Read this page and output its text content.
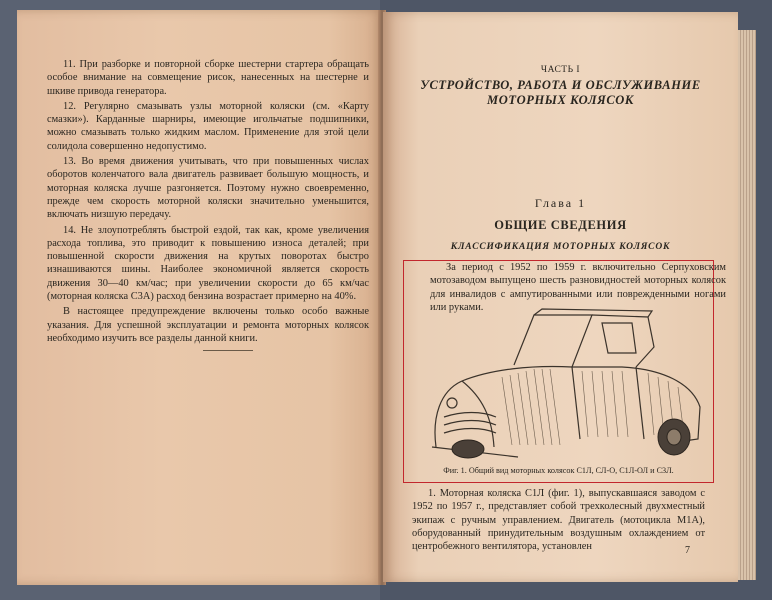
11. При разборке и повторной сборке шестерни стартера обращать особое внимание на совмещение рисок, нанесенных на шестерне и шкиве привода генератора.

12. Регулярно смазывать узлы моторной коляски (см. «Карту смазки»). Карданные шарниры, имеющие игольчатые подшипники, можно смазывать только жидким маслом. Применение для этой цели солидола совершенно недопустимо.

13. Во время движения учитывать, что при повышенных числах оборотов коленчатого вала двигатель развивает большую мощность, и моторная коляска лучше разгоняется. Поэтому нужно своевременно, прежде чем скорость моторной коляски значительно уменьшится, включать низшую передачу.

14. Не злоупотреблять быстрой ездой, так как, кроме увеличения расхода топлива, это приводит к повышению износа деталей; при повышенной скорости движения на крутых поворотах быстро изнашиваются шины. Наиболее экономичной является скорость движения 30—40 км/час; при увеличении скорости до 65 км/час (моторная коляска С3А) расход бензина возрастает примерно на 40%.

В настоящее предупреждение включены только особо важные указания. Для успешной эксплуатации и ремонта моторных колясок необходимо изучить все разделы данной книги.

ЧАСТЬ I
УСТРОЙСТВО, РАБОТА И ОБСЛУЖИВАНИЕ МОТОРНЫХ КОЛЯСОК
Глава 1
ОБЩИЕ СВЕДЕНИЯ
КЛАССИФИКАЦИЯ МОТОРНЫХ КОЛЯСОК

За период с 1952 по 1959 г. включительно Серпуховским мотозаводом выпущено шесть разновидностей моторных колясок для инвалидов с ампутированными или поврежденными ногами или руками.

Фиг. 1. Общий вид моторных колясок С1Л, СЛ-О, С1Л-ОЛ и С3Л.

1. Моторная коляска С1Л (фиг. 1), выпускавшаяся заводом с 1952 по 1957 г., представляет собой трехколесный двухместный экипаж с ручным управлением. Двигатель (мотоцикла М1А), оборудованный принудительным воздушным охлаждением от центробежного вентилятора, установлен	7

--

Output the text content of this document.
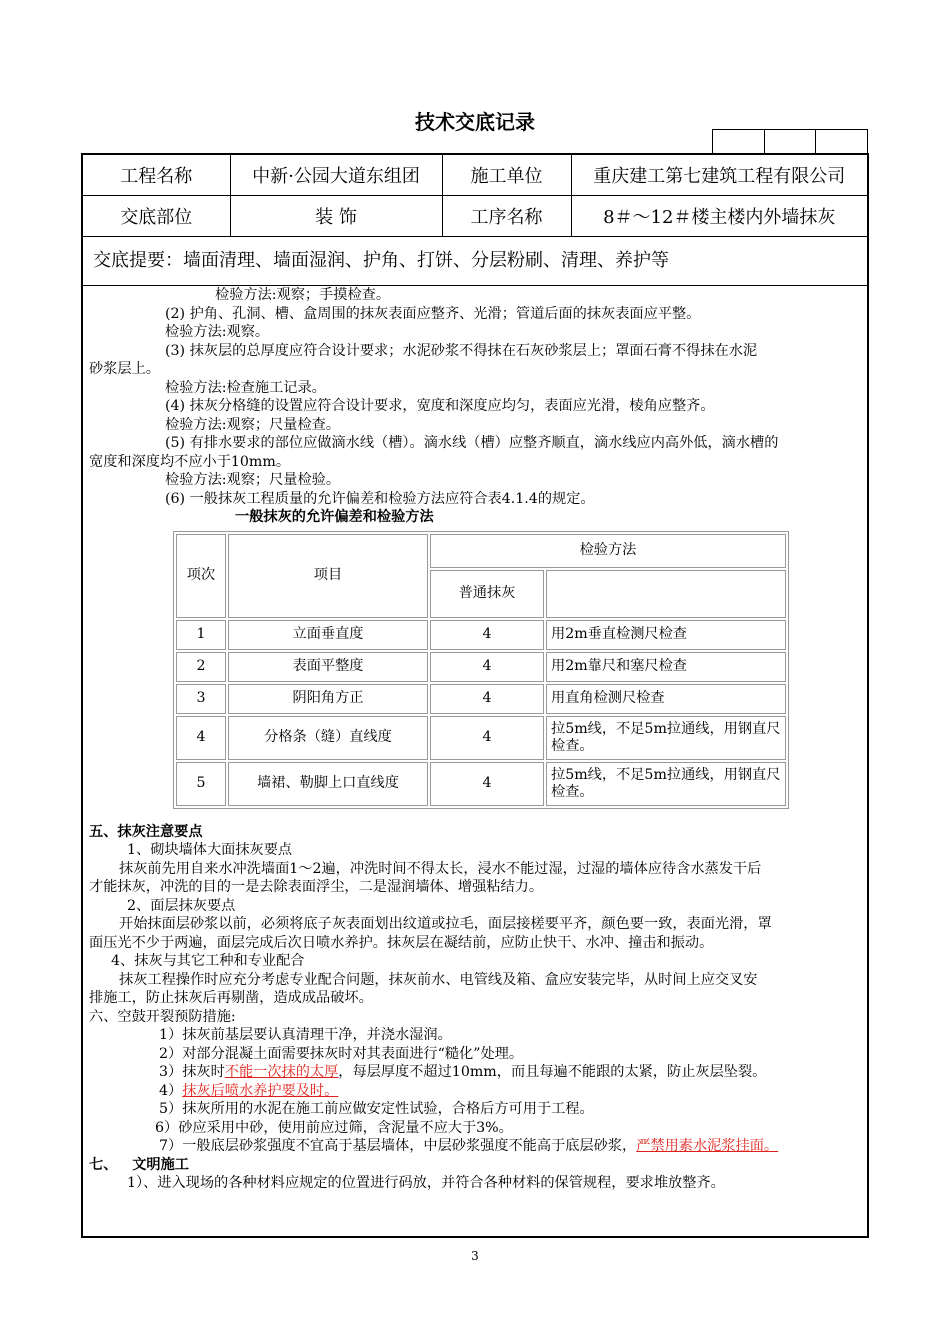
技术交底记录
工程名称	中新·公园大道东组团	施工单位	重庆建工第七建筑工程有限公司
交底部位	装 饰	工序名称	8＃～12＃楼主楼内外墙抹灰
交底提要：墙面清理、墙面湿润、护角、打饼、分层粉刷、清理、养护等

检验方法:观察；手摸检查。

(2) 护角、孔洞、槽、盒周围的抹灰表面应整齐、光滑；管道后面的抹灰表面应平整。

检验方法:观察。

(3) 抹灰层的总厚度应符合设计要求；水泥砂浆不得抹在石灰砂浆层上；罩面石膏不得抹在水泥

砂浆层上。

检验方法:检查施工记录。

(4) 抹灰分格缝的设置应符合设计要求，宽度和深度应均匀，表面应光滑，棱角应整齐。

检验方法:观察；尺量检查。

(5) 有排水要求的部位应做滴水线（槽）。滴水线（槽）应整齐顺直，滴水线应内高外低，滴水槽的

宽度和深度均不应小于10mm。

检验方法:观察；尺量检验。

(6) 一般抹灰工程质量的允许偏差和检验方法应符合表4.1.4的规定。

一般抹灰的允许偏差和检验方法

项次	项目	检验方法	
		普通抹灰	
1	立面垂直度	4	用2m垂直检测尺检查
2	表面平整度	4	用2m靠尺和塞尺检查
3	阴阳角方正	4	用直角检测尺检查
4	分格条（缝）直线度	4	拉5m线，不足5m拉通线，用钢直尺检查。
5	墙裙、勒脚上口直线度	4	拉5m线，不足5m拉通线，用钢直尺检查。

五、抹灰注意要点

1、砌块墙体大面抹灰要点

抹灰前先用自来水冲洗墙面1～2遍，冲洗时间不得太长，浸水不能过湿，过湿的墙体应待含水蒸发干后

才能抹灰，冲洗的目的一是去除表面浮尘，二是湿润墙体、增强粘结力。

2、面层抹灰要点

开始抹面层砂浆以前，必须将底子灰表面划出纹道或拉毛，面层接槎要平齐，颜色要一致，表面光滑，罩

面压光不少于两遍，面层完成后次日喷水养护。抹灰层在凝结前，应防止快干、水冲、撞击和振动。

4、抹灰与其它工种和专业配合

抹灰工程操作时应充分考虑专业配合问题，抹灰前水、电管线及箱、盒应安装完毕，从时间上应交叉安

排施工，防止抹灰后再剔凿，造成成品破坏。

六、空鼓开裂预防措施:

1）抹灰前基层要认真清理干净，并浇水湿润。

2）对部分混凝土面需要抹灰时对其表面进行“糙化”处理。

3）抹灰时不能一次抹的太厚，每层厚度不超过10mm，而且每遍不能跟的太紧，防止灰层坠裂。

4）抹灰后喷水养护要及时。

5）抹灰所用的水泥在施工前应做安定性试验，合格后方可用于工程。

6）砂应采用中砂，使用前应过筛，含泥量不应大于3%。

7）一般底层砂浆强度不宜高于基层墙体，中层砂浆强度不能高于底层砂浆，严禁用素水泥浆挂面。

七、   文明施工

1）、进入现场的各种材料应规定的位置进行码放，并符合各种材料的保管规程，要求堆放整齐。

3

...

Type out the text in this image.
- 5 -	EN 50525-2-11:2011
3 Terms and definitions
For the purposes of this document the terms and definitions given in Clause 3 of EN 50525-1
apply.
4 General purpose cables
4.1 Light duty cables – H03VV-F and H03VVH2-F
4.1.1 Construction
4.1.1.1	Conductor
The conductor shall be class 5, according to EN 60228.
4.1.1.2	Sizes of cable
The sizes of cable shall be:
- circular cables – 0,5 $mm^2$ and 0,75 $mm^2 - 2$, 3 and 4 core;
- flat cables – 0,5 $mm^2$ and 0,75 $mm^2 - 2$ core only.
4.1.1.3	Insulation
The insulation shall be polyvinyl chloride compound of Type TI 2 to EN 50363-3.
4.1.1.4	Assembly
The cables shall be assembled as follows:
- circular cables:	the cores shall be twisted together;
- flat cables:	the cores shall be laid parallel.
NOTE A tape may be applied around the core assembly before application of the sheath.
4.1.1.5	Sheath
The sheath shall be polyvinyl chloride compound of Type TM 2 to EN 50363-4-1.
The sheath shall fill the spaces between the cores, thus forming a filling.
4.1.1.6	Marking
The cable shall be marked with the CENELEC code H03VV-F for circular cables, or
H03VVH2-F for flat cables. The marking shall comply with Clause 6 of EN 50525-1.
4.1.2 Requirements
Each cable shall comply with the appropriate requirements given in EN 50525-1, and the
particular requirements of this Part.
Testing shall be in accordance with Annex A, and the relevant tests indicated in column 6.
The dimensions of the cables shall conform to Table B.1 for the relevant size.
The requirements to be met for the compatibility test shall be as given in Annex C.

=== Your task ===
In the listing above, locate each line with "Type" and copy it.

=== Exercise solution ===
Type out the text in this image.
The insulation shall be polyvinyl chloride compound of Type TI 2 to EN 50363-3.
The sheath shall be polyvinyl chloride compound of Type TM 2 to EN 50363-4-1.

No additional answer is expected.